• [Extrait de page]:
Office du juge des enfants s’agissant de la fixation de la durée du droit de visite d’un parent en présence d’un tiers

Cass. civ. 1ere, 21 nov. 2024, n°21-12-661

Enfants - Autorité parentale (résidence, pensions, etc.)

Enseignement de l'arrêt

Le juge des enfants, lorsqu’il ordonne que le droit de visite d’un parent à l’égard d’un enfant confié à une personne ou à un établissement s’exercera en présence d’un tiers, est tenu de fixer la fréquence de ce droit de visite, sauf à ce que sous son contrôle, les conditions d’exercice de ce droit soient laissées à une détermination conjointe entre le ou les parents et la personne, le service ou l’établissement à qui l’enfant est confié.

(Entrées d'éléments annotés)
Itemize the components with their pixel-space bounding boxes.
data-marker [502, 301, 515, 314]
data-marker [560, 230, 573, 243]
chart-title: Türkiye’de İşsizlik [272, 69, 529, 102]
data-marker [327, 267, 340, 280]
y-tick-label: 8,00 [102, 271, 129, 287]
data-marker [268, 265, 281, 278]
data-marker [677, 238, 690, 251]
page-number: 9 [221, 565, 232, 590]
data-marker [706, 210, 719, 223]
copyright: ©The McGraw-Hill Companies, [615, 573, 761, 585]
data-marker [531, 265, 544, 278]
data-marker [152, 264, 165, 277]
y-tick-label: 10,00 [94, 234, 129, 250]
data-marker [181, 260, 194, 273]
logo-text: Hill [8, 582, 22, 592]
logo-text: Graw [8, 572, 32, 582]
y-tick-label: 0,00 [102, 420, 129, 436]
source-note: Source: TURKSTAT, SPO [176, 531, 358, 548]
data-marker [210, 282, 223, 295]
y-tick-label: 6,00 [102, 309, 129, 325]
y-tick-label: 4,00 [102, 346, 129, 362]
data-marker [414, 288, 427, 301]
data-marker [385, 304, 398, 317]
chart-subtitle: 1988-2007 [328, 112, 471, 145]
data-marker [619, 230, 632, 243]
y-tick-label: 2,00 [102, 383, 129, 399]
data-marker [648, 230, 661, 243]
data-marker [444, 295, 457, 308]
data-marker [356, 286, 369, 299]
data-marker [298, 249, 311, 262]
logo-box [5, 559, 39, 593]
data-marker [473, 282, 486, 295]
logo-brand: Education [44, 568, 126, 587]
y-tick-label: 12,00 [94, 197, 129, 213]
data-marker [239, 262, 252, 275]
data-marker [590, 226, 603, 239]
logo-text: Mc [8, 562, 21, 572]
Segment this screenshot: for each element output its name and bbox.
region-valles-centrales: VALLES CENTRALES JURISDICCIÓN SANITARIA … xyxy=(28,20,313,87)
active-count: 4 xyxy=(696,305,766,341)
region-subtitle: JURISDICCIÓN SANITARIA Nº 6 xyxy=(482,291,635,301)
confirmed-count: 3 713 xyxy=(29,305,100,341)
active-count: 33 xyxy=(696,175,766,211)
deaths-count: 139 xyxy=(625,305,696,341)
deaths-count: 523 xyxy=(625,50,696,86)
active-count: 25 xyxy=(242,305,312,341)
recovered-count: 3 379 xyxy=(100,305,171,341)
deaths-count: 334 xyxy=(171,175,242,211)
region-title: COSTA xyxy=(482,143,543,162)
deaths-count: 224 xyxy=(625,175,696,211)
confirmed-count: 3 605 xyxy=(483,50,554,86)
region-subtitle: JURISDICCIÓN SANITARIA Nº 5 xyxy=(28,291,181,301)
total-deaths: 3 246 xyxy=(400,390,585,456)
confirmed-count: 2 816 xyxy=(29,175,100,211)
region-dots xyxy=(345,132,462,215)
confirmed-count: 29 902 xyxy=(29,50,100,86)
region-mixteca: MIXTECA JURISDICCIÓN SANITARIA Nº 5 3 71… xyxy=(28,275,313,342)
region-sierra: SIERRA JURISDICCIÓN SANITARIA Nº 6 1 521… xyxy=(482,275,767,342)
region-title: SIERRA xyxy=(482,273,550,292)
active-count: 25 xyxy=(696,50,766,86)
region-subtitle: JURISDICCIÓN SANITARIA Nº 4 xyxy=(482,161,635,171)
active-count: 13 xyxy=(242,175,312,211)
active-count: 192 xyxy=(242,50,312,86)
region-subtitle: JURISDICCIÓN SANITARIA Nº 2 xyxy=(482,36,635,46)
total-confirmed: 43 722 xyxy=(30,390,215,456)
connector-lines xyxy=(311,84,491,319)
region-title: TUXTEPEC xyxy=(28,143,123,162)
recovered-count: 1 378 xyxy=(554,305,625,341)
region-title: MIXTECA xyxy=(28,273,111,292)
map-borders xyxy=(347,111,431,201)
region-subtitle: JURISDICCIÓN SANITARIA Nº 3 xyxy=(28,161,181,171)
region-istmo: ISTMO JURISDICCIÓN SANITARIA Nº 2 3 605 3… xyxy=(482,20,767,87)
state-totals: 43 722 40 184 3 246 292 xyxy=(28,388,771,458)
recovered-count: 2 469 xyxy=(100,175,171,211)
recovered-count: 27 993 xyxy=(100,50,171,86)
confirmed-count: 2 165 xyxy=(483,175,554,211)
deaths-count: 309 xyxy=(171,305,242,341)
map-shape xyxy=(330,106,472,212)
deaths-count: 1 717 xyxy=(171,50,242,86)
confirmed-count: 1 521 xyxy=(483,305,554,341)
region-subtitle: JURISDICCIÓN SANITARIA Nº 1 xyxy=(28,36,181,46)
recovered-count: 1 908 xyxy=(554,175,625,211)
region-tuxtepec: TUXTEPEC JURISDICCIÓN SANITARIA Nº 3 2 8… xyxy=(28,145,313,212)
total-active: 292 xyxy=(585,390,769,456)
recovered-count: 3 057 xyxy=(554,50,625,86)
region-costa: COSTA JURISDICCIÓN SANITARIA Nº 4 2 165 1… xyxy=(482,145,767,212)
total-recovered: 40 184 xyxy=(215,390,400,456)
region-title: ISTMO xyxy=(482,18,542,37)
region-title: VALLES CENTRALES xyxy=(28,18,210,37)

• [Exercice 1]: Reproduisez le passage du texte sur le droit de visite qui va de « Cass. civ. 1ere, 21 » à « l’enfant est confié. ».
• [Exercice 2]: D'après le texte sur le droit de visite, à qui l'enfant peut-il être confié ? Donnez tous les termes utilisés.

• [Réponse rédigée 1]:
Cass. civ. 1ere, 21 nov. 2024, n°21-12-661

Enfants - Autorité parentale (résidence, pensions, etc.)

Enseignement de l'arrêt

Le juge des enfants, lorsqu’il ordonne que le droit de visite d’un parent à l’égard d’un enfant confié à une personne ou à un établissement s’exercera en présence d’un tiers, est tenu de fixer la fréquence de ce droit de visite, sauf à ce que sous son contrôle, les conditions d’exercice de ce droit soient laissées à une détermination conjointe entre le ou les parents et la personne, le service ou l’établissement à qui l’enfant est confié.

• [Réponse rédigée 2]: Une personne, un service, un établissement.